(Collected data)

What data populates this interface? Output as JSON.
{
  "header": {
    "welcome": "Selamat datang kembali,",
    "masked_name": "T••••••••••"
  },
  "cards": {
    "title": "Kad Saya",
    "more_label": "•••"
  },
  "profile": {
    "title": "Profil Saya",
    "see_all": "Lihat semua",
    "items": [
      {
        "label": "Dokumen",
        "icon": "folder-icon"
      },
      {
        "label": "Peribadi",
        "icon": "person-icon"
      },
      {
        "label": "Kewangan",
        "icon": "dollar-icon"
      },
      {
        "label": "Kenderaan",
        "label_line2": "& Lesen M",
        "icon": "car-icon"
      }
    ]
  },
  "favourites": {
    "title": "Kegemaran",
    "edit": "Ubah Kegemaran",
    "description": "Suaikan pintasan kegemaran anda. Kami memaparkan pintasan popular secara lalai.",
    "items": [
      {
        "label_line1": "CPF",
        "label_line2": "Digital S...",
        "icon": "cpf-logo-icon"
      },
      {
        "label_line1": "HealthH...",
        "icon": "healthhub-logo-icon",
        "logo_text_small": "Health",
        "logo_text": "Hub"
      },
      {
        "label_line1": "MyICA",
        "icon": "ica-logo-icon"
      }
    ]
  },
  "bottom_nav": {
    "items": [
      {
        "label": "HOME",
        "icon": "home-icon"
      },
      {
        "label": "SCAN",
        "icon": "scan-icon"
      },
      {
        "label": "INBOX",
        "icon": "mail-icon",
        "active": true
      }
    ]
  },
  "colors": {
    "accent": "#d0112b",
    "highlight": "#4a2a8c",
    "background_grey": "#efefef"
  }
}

§ **TASK TO CARRY OUT**: Reproduce all of the material above word for word.

§ **THE OUTPUT**:
What data populates this interface? Output as JSON.
{
  "header": {
    "welcome": "Selamat datang kembali,",
    "masked_name": "T••••••••••"
  },
  "cards": {
    "title": "Kad Saya",
    "more_label": "•••"
  },
  "profile": {
    "title": "Profil Saya",
    "see_all": "Lihat semua",
    "items": [
      {
        "label": "Dokumen",
        "icon": "folder-icon"
      },
      {
        "label": "Peribadi",
        "icon": "person-icon"
      },
      {
        "label": "Kewangan",
        "icon": "dollar-icon"
      },
      {
        "label": "Kenderaan",
        "label_line2": "& Lesen M",
        "icon": "car-icon"
      }
    ]
  },
  "favourites": {
    "title": "Kegemaran",
    "edit": "Ubah Kegemaran",
    "description": "Suaikan pintasan kegemaran anda. Kami memaparkan pintasan popular secara lalai.",
    "items": [
      {
        "label_line1": "CPF",
        "label_line2": "Digital S...",
        "icon": "cpf-logo-icon"
      },
      {
        "label_line1": "HealthH...",
        "icon": "healthhub-logo-icon",
        "logo_text_small": "Health",
        "logo_text": "Hub"
      },
      {
        "label_line1": "MyICA",
        "icon": "ica-logo-icon"
      }
    ]
  },
  "bottom_nav": {
    "items": [
      {
        "label": "HOME",
        "icon": "home-icon"
      },
      {
        "label": "SCAN",
        "icon": "scan-icon"
      },
      {
        "label": "INBOX",
        "icon": "mail-icon",
        "active": true
      }
    ]
  },
  "colors": {
    "accent": "#d0112b",
    "highlight": "#4a2a8c",
    "background_grey": "#efefef"
  }
}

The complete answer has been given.